GIVEN PROBLEM:
Beginning at the line that contains "Read this page and output its text content.", reproduce every line to the end of the material without changing any of them.

DATA SUPPLIED:
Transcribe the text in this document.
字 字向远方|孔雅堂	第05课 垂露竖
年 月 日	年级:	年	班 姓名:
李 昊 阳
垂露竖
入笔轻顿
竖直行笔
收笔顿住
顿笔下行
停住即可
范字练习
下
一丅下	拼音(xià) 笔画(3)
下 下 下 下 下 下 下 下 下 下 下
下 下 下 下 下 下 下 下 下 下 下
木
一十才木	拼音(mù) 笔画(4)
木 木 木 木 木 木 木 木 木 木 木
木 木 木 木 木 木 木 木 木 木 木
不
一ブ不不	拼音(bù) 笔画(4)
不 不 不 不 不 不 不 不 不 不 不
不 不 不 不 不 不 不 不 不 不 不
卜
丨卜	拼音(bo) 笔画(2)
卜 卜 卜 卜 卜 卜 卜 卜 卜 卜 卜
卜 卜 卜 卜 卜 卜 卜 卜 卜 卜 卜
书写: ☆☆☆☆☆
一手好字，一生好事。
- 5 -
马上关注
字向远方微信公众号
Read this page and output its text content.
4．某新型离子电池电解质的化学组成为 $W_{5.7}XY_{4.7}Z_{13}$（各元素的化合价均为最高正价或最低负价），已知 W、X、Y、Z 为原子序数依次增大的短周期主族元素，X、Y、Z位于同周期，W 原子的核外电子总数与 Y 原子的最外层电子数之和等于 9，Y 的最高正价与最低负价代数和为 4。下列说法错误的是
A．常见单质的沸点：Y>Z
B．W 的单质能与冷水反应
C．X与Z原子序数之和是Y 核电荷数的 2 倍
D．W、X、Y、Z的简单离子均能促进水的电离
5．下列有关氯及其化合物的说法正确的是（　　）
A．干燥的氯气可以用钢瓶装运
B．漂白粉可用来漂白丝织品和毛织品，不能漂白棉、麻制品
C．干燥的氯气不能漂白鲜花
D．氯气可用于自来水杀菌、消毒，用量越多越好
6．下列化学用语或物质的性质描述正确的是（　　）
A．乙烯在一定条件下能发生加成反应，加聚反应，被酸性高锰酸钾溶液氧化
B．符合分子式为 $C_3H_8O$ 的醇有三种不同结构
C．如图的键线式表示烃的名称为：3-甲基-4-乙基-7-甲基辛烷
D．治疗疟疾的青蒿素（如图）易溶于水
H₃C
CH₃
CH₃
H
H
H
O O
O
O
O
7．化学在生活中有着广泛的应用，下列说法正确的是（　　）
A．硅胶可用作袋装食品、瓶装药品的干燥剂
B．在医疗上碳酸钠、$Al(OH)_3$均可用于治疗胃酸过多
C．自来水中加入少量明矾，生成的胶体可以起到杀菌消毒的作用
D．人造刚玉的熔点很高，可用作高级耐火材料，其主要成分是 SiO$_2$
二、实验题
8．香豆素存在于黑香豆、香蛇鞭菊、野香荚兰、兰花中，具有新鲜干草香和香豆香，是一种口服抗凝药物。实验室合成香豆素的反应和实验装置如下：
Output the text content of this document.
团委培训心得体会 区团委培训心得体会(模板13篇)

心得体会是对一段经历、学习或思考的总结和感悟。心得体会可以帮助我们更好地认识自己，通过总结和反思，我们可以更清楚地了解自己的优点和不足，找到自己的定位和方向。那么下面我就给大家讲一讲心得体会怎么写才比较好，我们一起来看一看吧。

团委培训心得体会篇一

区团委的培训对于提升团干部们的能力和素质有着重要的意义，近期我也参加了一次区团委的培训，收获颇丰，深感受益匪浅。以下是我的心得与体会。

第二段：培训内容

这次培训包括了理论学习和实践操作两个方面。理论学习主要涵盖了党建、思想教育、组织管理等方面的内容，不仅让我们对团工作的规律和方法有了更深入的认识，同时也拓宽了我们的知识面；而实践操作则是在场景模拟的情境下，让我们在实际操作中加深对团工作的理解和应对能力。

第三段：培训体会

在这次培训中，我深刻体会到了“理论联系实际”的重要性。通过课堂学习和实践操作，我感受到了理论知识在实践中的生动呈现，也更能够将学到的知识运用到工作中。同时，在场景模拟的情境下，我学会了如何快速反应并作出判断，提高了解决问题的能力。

FULL RESPONSE:
Read this page and output its text content.
4．某新型离子电池电解质的化学组成为 $W_{5.7}XY_{4.7}Z_{13}$（各元素的化合价均为最高正价或最低负价），已知 W、X、Y、Z 为原子序数依次增大的短周期主族元素，X、Y、Z位于同周期，W 原子的核外电子总数与 Y 原子的最外层电子数之和等于 9，Y 的最高正价与最低负价代数和为 4。下列说法错误的是
A．常见单质的沸点：Y>Z
B．W 的单质能与冷水反应
C．X与Z原子序数之和是Y 核电荷数的 2 倍
D．W、X、Y、Z的简单离子均能促进水的电离
5．下列有关氯及其化合物的说法正确的是（　　）
A．干燥的氯气可以用钢瓶装运
B．漂白粉可用来漂白丝织品和毛织品，不能漂白棉、麻制品
C．干燥的氯气不能漂白鲜花
D．氯气可用于自来水杀菌、消毒，用量越多越好
6．下列化学用语或物质的性质描述正确的是（　　）
A．乙烯在一定条件下能发生加成反应，加聚反应，被酸性高锰酸钾溶液氧化
B．符合分子式为 $C_3H_8O$ 的醇有三种不同结构
C．如图的键线式表示烃的名称为：3-甲基-4-乙基-7-甲基辛烷
D．治疗疟疾的青蒿素（如图）易溶于水
H₃C
CH₃
CH₃
H
H
H
O O
O
O
O
7．化学在生活中有着广泛的应用，下列说法正确的是（　　）
A．硅胶可用作袋装食品、瓶装药品的干燥剂
B．在医疗上碳酸钠、$Al(OH)_3$均可用于治疗胃酸过多
C．自来水中加入少量明矾，生成的胶体可以起到杀菌消毒的作用
D．人造刚玉的熔点很高，可用作高级耐火材料，其主要成分是 SiO$_2$
二、实验题
8．香豆素存在于黑香豆、香蛇鞭菊、野香荚兰、兰花中，具有新鲜干草香和香豆香，是一种口服抗凝药物。实验室合成香豆素的反应和实验装置如下：
Output the text content of this document.
团委培训心得体会 区团委培训心得体会(模板13篇)

心得体会是对一段经历、学习或思考的总结和感悟。心得体会可以帮助我们更好地认识自己，通过总结和反思，我们可以更清楚地了解自己的优点和不足，找到自己的定位和方向。那么下面我就给大家讲一讲心得体会怎么写才比较好，我们一起来看一看吧。

团委培训心得体会篇一

区团委的培训对于提升团干部们的能力和素质有着重要的意义，近期我也参加了一次区团委的培训，收获颇丰，深感受益匪浅。以下是我的心得与体会。

第二段：培训内容

这次培训包括了理论学习和实践操作两个方面。理论学习主要涵盖了党建、思想教育、组织管理等方面的内容，不仅让我们对团工作的规律和方法有了更深入的认识，同时也拓宽了我们的知识面；而实践操作则是在场景模拟的情境下，让我们在实际操作中加深对团工作的理解和应对能力。

第三段：培训体会

在这次培训中，我深刻体会到了“理论联系实际”的重要性。通过课堂学习和实践操作，我感受到了理论知识在实践中的生动呈现，也更能够将学到的知识运用到工作中。同时，在场景模拟的情境下，我学会了如何快速反应并作出判断，提高了解决问题的能力。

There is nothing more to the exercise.